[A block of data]
>>>
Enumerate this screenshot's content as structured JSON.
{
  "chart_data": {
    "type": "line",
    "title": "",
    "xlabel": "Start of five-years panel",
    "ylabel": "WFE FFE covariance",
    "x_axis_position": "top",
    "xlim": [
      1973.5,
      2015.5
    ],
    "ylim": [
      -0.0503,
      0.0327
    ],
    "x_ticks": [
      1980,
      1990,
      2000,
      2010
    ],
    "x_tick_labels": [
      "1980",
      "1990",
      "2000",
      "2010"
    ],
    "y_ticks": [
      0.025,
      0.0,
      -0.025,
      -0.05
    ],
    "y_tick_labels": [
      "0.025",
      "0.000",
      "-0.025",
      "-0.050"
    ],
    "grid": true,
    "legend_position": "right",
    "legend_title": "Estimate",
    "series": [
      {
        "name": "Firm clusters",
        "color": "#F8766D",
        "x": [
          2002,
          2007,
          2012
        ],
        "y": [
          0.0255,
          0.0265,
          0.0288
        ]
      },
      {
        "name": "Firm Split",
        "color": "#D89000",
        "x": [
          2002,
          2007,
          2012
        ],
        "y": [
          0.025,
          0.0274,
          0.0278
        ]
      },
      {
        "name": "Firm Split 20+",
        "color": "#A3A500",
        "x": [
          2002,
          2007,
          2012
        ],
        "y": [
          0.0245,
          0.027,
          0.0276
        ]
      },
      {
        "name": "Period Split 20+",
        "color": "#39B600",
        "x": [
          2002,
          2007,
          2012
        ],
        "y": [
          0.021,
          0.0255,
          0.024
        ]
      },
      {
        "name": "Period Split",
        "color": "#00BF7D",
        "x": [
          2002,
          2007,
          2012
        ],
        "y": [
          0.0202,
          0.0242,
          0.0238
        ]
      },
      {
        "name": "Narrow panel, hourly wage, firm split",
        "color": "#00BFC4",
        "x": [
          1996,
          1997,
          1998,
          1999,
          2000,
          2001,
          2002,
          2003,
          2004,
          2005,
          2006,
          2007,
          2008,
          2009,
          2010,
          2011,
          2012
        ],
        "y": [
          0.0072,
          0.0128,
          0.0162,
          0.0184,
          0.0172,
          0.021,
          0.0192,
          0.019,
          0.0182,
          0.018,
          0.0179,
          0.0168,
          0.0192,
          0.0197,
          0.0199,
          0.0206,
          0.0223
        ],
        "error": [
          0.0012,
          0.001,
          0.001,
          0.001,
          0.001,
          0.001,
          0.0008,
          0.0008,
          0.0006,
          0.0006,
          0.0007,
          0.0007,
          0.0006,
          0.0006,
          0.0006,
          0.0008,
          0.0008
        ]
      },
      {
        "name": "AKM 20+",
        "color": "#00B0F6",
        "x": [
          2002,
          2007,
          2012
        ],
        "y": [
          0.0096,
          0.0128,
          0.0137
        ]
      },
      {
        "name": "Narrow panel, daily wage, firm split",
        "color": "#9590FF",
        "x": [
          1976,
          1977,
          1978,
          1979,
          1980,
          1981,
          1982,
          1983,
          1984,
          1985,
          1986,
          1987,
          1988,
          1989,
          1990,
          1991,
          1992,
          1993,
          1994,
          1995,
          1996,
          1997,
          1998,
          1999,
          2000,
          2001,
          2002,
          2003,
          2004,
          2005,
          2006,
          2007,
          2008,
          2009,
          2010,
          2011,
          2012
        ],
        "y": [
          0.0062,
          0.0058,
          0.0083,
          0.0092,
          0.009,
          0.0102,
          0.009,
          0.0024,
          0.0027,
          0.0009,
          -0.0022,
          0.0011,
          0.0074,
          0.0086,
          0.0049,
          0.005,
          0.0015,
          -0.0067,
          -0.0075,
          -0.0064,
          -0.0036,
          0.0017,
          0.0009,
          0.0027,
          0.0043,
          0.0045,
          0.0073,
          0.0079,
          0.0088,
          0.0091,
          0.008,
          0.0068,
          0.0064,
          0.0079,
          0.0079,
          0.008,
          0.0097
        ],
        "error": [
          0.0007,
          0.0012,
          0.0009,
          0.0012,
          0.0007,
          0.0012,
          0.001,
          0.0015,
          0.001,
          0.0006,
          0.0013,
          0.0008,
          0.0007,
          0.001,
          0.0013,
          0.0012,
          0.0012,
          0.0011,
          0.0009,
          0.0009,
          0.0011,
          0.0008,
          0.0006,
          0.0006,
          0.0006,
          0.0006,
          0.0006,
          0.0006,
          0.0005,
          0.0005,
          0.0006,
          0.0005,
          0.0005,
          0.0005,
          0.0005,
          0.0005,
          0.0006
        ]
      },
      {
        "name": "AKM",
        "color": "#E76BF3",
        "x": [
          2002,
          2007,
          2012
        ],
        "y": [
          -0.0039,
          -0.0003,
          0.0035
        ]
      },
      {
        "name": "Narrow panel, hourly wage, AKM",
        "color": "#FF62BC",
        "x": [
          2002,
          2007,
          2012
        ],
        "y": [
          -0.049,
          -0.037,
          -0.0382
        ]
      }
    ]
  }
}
<<<
» **Task directions**:
Output the records above in their entirety, exactly.

» **Output for this task**:
Enumerate this screenshot's content as structured JSON.
{
  "chart_data": {
    "type": "line",
    "title": "",
    "xlabel": "Start of five-years panel",
    "ylabel": "WFE FFE covariance",
    "x_axis_position": "top",
    "xlim": [
      1973.5,
      2015.5
    ],
    "ylim": [
      -0.0503,
      0.0327
    ],
    "x_ticks": [
      1980,
      1990,
      2000,
      2010
    ],
    "x_tick_labels": [
      "1980",
      "1990",
      "2000",
      "2010"
    ],
    "y_ticks": [
      0.025,
      0.0,
      -0.025,
      -0.05
    ],
    "y_tick_labels": [
      "0.025",
      "0.000",
      "-0.025",
      "-0.050"
    ],
    "grid": true,
    "legend_position": "right",
    "legend_title": "Estimate",
    "series": [
      {
        "name": "Firm clusters",
        "color": "#F8766D",
        "x": [
          2002,
          2007,
          2012
        ],
        "y": [
          0.0255,
          0.0265,
          0.0288
        ]
      },
      {
        "name": "Firm Split",
        "color": "#D89000",
        "x": [
          2002,
          2007,
          2012
        ],
        "y": [
          0.025,
          0.0274,
          0.0278
        ]
      },
      {
        "name": "Firm Split 20+",
        "color": "#A3A500",
        "x": [
          2002,
          2007,
          2012
        ],
        "y": [
          0.0245,
          0.027,
          0.0276
        ]
      },
      {
        "name": "Period Split 20+",
        "color": "#39B600",
        "x": [
          2002,
          2007,
          2012
        ],
        "y": [
          0.021,
          0.0255,
          0.024
        ]
      },
      {
        "name": "Period Split",
        "color": "#00BF7D",
        "x": [
          2002,
          2007,
          2012
        ],
        "y": [
          0.0202,
          0.0242,
          0.0238
        ]
      },
      {
        "name": "Narrow panel, hourly wage, firm split",
        "color": "#00BFC4",
        "x": [
          1996,
          1997,
          1998,
          1999,
          2000,
          2001,
          2002,
          2003,
          2004,
          2005,
          2006,
          2007,
          2008,
          2009,
          2010,
          2011,
          2012
        ],
        "y": [
          0.0072,
          0.0128,
          0.0162,
          0.0184,
          0.0172,
          0.021,
          0.0192,
          0.019,
          0.0182,
          0.018,
          0.0179,
          0.0168,
          0.0192,
          0.0197,
          0.0199,
          0.0206,
          0.0223
        ],
        "error": [
          0.0012,
          0.001,
          0.001,
          0.001,
          0.001,
          0.001,
          0.0008,
          0.0008,
          0.0006,
          0.0006,
          0.0007,
          0.0007,
          0.0006,
          0.0006,
          0.0006,
          0.0008,
          0.0008
        ]
      },
      {
        "name": "AKM 20+",
        "color": "#00B0F6",
        "x": [
          2002,
          2007,
          2012
        ],
        "y": [
          0.0096,
          0.0128,
          0.0137
        ]
      },
      {
        "name": "Narrow panel, daily wage, firm split",
        "color": "#9590FF",
        "x": [
          1976,
          1977,
          1978,
          1979,
          1980,
          1981,
          1982,
          1983,
          1984,
          1985,
          1986,
          1987,
          1988,
          1989,
          1990,
          1991,
          1992,
          1993,
          1994,
          1995,
          1996,
          1997,
          1998,
          1999,
          2000,
          2001,
          2002,
          2003,
          2004,
          2005,
          2006,
          2007,
          2008,
          2009,
          2010,
          2011,
          2012
        ],
        "y": [
          0.0062,
          0.0058,
          0.0083,
          0.0092,
          0.009,
          0.0102,
          0.009,
          0.0024,
          0.0027,
          0.0009,
          -0.0022,
          0.0011,
          0.0074,
          0.0086,
          0.0049,
          0.005,
          0.0015,
          -0.0067,
          -0.0075,
          -0.0064,
          -0.0036,
          0.0017,
          0.0009,
          0.0027,
          0.0043,
          0.0045,
          0.0073,
          0.0079,
          0.0088,
          0.0091,
          0.008,
          0.0068,
          0.0064,
          0.0079,
          0.0079,
          0.008,
          0.0097
        ],
        "error": [
          0.0007,
          0.0012,
          0.0009,
          0.0012,
          0.0007,
          0.0012,
          0.001,
          0.0015,
          0.001,
          0.0006,
          0.0013,
          0.0008,
          0.0007,
          0.001,
          0.0013,
          0.0012,
          0.0012,
          0.0011,
          0.0009,
          0.0009,
          0.0011,
          0.0008,
          0.0006,
          0.0006,
          0.0006,
          0.0006,
          0.0006,
          0.0006,
          0.0005,
          0.0005,
          0.0006,
          0.0005,
          0.0005,
          0.0005,
          0.0005,
          0.0005,
          0.0006
        ]
      },
      {
        "name": "AKM",
        "color": "#E76BF3",
        "x": [
          2002,
          2007,
          2012
        ],
        "y": [
          -0.0039,
          -0.0003,
          0.0035
        ]
      },
      {
        "name": "Narrow panel, hourly wage, AKM",
        "color": "#FF62BC",
        "x": [
          2002,
          2007,
          2012
        ],
        "y": [
          -0.049,
          -0.037,
          -0.0382
        ]
      }
    ]
  }
}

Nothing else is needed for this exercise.